-- BEGIN --

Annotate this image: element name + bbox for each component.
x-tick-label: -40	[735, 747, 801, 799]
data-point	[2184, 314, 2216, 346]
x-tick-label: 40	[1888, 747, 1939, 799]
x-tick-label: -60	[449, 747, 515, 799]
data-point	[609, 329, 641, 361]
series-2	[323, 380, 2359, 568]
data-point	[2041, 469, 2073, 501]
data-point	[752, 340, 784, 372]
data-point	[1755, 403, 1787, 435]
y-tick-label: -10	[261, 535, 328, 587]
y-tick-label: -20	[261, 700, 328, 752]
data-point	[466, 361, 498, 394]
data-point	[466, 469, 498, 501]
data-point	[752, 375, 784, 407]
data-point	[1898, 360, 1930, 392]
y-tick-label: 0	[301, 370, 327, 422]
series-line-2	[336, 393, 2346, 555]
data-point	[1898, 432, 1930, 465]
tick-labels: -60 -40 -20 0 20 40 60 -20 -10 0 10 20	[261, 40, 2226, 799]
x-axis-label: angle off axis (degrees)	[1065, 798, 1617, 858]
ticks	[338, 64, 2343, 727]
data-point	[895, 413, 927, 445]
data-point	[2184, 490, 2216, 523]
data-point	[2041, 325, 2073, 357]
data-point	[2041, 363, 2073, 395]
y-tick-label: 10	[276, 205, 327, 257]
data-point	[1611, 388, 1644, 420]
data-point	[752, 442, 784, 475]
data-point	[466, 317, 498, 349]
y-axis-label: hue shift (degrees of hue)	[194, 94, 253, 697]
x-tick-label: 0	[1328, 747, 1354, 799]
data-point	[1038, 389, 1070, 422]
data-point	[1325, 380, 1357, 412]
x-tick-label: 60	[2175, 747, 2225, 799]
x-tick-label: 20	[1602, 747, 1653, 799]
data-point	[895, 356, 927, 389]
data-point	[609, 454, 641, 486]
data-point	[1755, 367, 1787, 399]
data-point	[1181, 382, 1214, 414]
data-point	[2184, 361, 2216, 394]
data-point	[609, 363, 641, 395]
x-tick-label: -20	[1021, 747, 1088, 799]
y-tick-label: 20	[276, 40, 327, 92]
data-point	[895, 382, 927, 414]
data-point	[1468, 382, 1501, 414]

-- END --

> **BRIEF**
Echo the lines starting at the beginning of the records and going on through the line with "367, 1787, 399]", with both ends included.

> **FINAL ANSWER**
Annotate this image: element name + bbox for each component.
x-tick-label: -40	[735, 747, 801, 799]
data-point	[2184, 314, 2216, 346]
x-tick-label: 40	[1888, 747, 1939, 799]
x-tick-label: -60	[449, 747, 515, 799]
data-point	[609, 329, 641, 361]
series-2	[323, 380, 2359, 568]
data-point	[2041, 469, 2073, 501]
data-point	[752, 340, 784, 372]
data-point	[1755, 403, 1787, 435]
y-tick-label: -10	[261, 535, 328, 587]
y-tick-label: -20	[261, 700, 328, 752]
data-point	[466, 361, 498, 394]
data-point	[466, 469, 498, 501]
data-point	[752, 375, 784, 407]
data-point	[1898, 360, 1930, 392]
y-tick-label: 0	[301, 370, 327, 422]
series-line-2	[336, 393, 2346, 555]
data-point	[1898, 432, 1930, 465]
tick-labels: -60 -40 -20 0 20 40 60 -20 -10 0 10 20	[261, 40, 2226, 799]
x-axis-label: angle off axis (degrees)	[1065, 798, 1617, 858]
ticks	[338, 64, 2343, 727]
data-point	[895, 413, 927, 445]
data-point	[2184, 490, 2216, 523]
data-point	[2041, 325, 2073, 357]
data-point	[2041, 363, 2073, 395]
y-tick-label: 10	[276, 205, 327, 257]
data-point	[1611, 388, 1644, 420]
data-point	[752, 442, 784, 475]
data-point	[466, 317, 498, 349]
y-axis-label: hue shift (degrees of hue)	[194, 94, 253, 697]
x-tick-label: 0	[1328, 747, 1354, 799]
data-point	[1038, 389, 1070, 422]
data-point	[1325, 380, 1357, 412]
x-tick-label: 60	[2175, 747, 2225, 799]
x-tick-label: 20	[1602, 747, 1653, 799]
data-point	[895, 356, 927, 389]
data-point	[609, 454, 641, 486]
data-point	[1755, 367, 1787, 399]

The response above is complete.